● **Data to use**:
• • •
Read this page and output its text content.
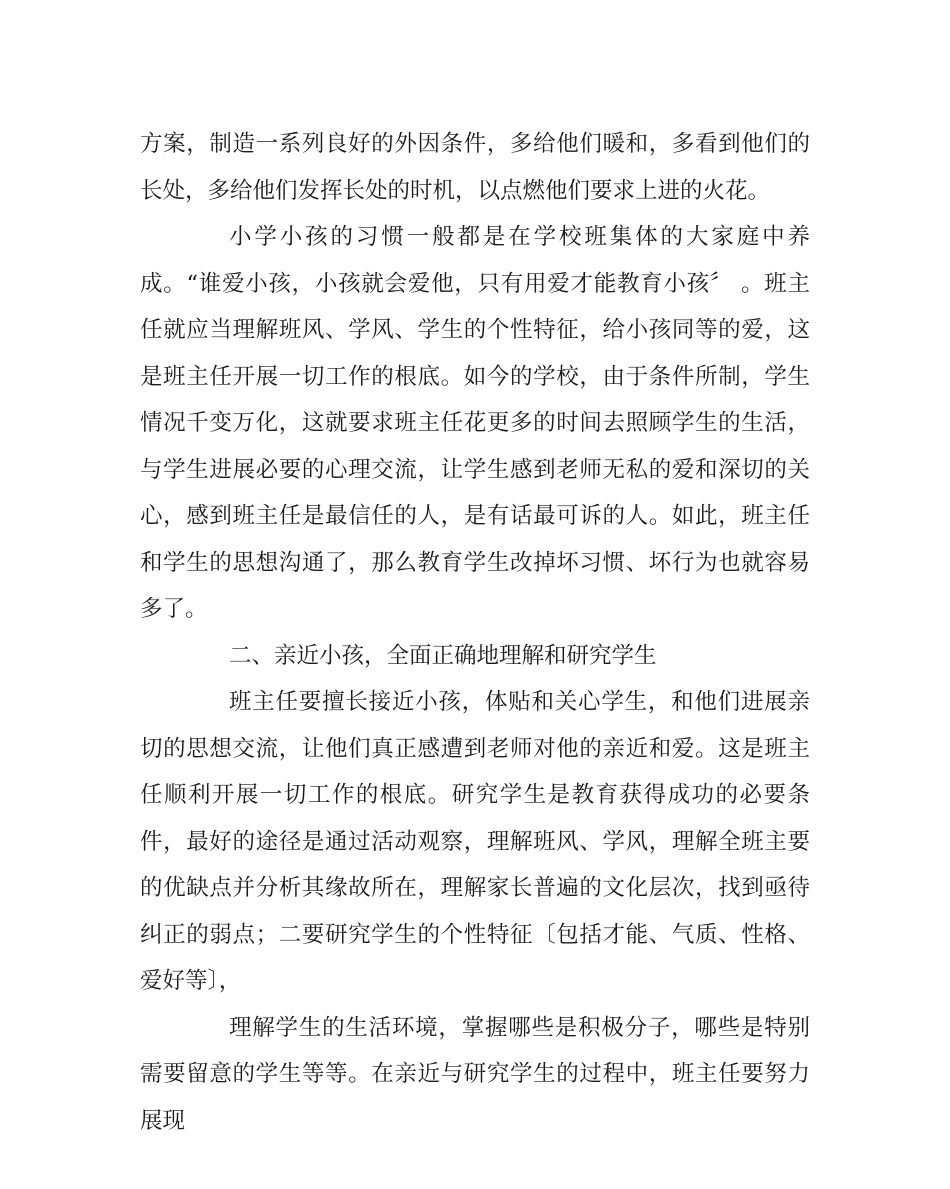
方案，制造一系列良好的外因条件，多给他们暖和，多看到他们的长处，多给他们发挥长处的时机，以点燃他们要求上进的火花。

小学小孩的习惯一般都是在学校班集体的大家庭中养成。“谁爱小孩，小孩就会爱他，只有用爱才能教育小孩〞 。班主任就应当理解班风、学风、学生的个性特征，给小孩同等的爱，这是班主任开展一切工作的根底。如今的学校，由于条件所制，学生情况千变万化，这就要求班主任花更多的时间去照顾学生的生活，与学生进展必要的心理交流，让学生感到老师无私的爱和深切的关心，感到班主任是最信任的人，是有话最可诉的人。如此，班主任和学生的思想沟通了，那么教育学生改掉坏习惯、坏行为也就容易多了。

二、亲近小孩，全面正确地理解和研究学生

班主任要擅长接近小孩，体贴和关心学生，和他们进展亲切的思想交流，让他们真正感遭到老师对他的亲近和爱。这是班主任顺利开展一切工作的根底。研究学生是教育获得成功的必要条件，最好的途径是通过活动观察，理解班风、学风，理解全班主要的优缺点并分析其缘故所在，理解家长普遍的文化层次，找到亟待纠正的弱点；二要研究学生的个性特征〔包括才能、气质、性格、爱好等〕，

理解学生的生活环境，掌握哪些是积极分子，哪些是特别需要留意的学生等等。在亲近与研究学生的过程中，班主任要努力展现
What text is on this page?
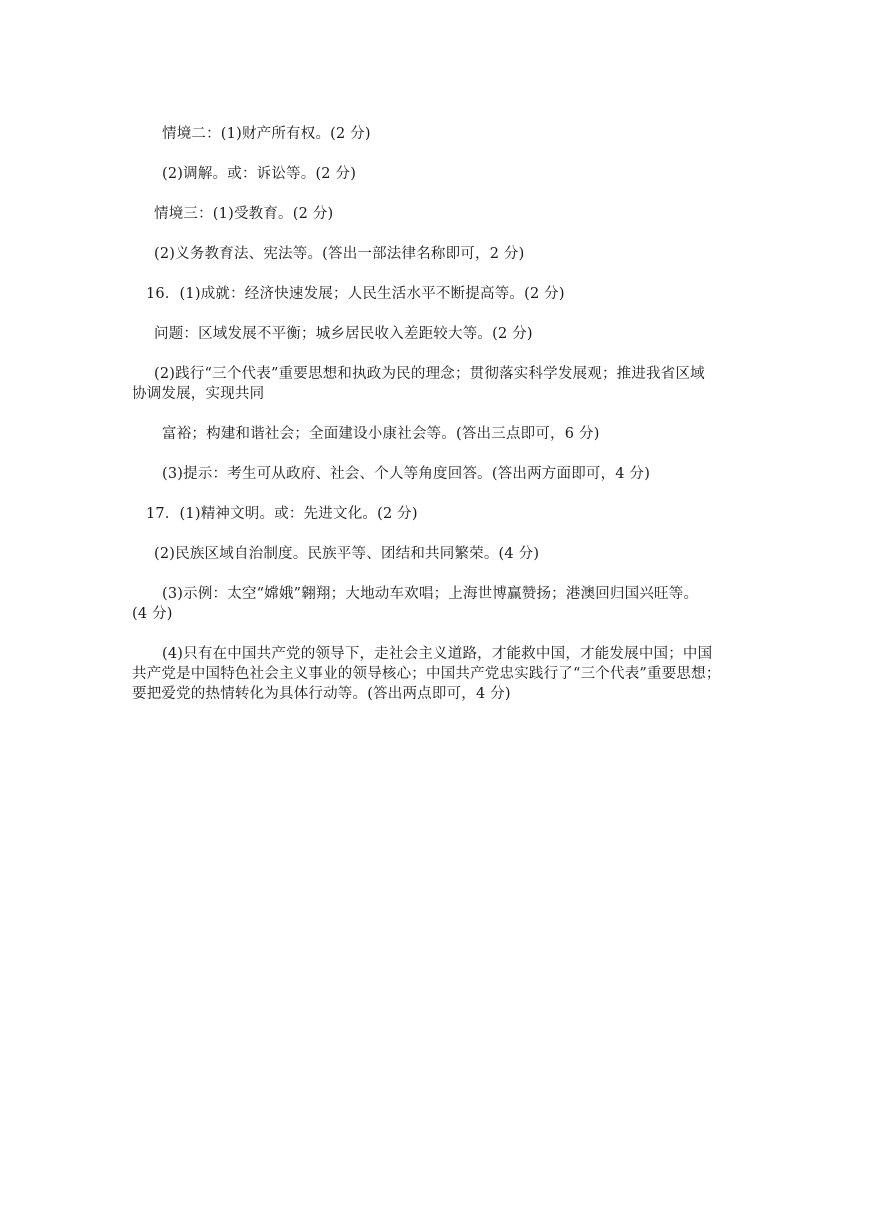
情境二：(1)财产所有权。(2 分)
(2)调解。或：诉讼等。(2 分)
情境三：(1)受教育。(2 分)
(2)义务教育法、宪法等。(答出一部法律名称即可，2 分)
16．(1)成就：经济快速发展；人民生活水平不断提高等。(2 分)
问题：区域发展不平衡；城乡居民收入差距较大等。(2 分)
(2)践行“三个代表”重要思想和执政为民的理念；贯彻落实科学发展观；推进我省区域
协调发展，实现共同
富裕；构建和谐社会；全面建设小康社会等。(答出三点即可，6 分)
(3)提示：考生可从政府、社会、个人等角度回答。(答出两方面即可，4 分)
17．(1)精神文明。或：先进文化。(2 分)
(2)民族区域自治制度。民族平等、团结和共同繁荣。(4 分)
(3)示例：太空“嫦娥”翱翔；大地动车欢唱；上海世博赢赞扬；港澳回归国兴旺等。
(4 分)
(4)只有在中国共产党的领导下，走社会主义道路，才能救中国，才能发展中国；中国
共产党是中国特色社会主义事业的领导核心；中国共产党忠实践行了“三个代表”重要思想；
要把爱党的热情转化为具体行动等。(答出两点即可，4 分)
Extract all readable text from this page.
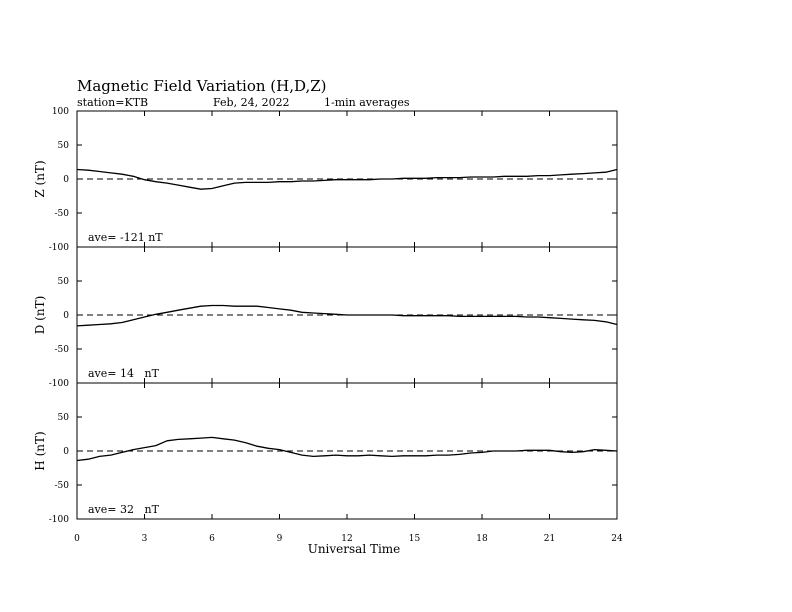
Magnetic Field Variation (H,D,Z)
station=KTB	Feb, 24, 2022	1-min averages
100
50
0
-50
-100
Z (nT)
ave= -121 nT
50
0
-50
-100
D (nT)
ave= 14   nT
50
0
-50
-100
H (nT)
ave= 32   nT
0	3	6	9	12	15	18	21	24
Universal Time
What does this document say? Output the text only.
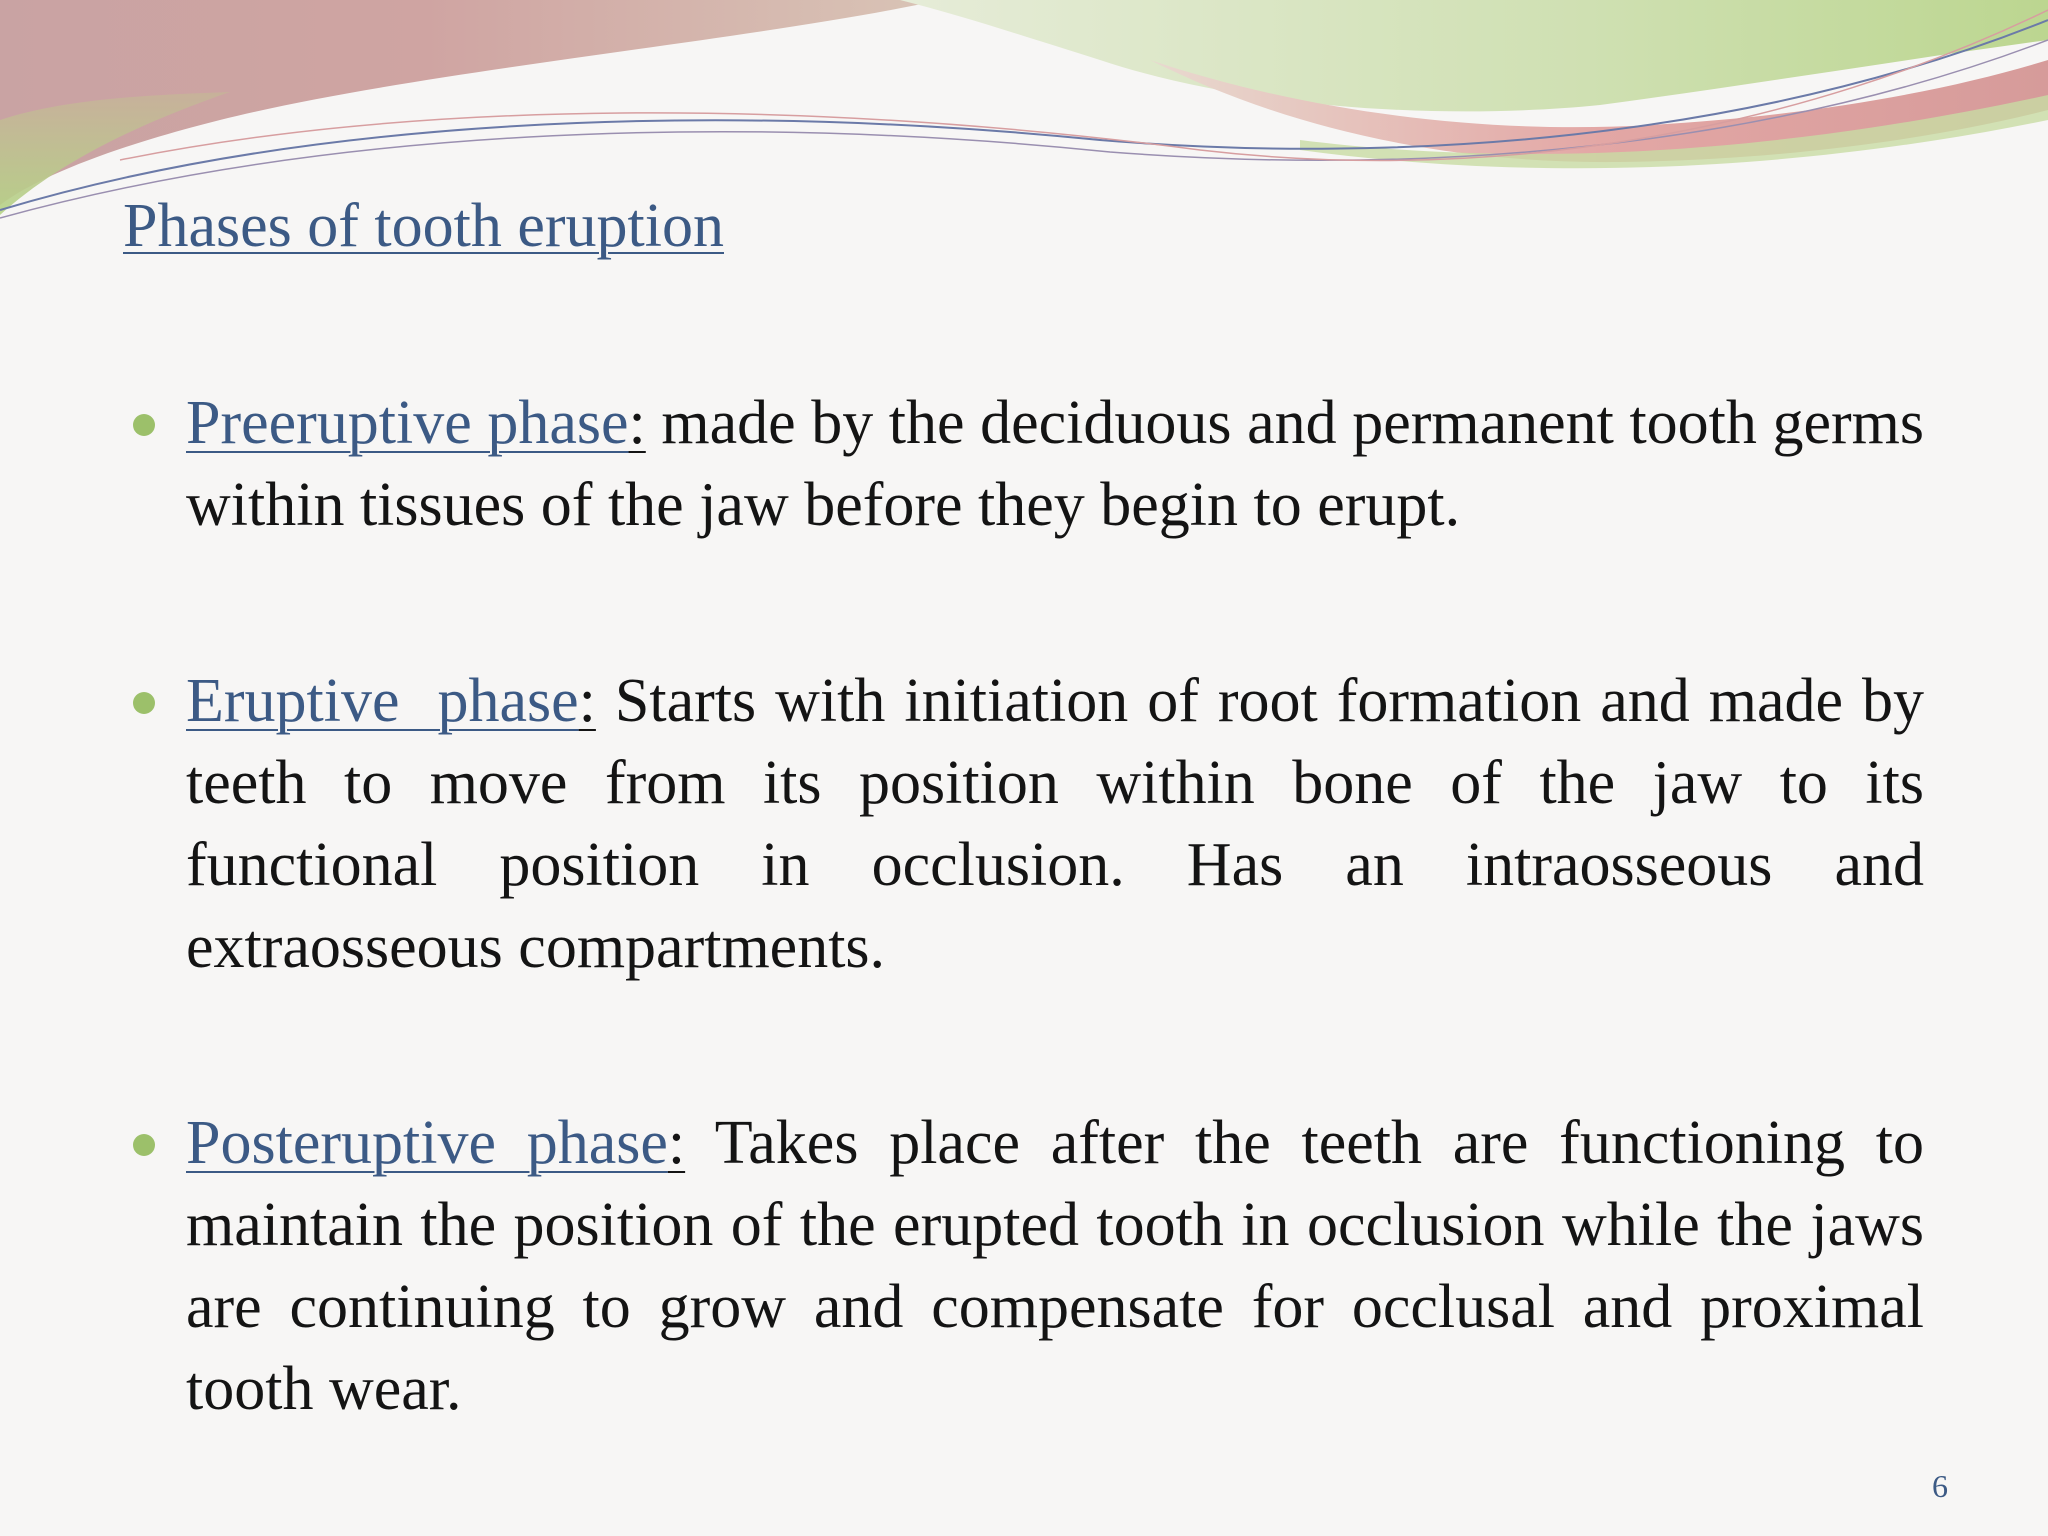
Phases of tooth eruption
Preeruptive phase: made by the deciduous and permanent tooth germs within tissues of the jaw before they begin to erupt.
Eruptive  phase: Starts with initiation of root formation and made by teeth to move from its position within bone of the jaw to its functional position in occlusion. Has an intraosseous and extraosseous compartments.
Posteruptive phase: Takes place after the teeth are functioning to maintain the position of the erupted tooth in occlusion while the jaws are continuing to grow and compensate for occlusal and proximal tooth wear.
6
• • •
● **Written request**:
Find the lines containing "occlusion" and list every one of them.

● **The solution**:
Eruptive  phase: Starts with initiation of root formation and made by teeth to move from its position within bone of the jaw to its functional position in occlusion. Has an intraosseous and extraosseous compartments.
Posteruptive phase: Takes place after the teeth are functioning to maintain the position of the erupted tooth in occlusion while the jaws are continuing to grow and compensate for occlusal and proximal tooth wear.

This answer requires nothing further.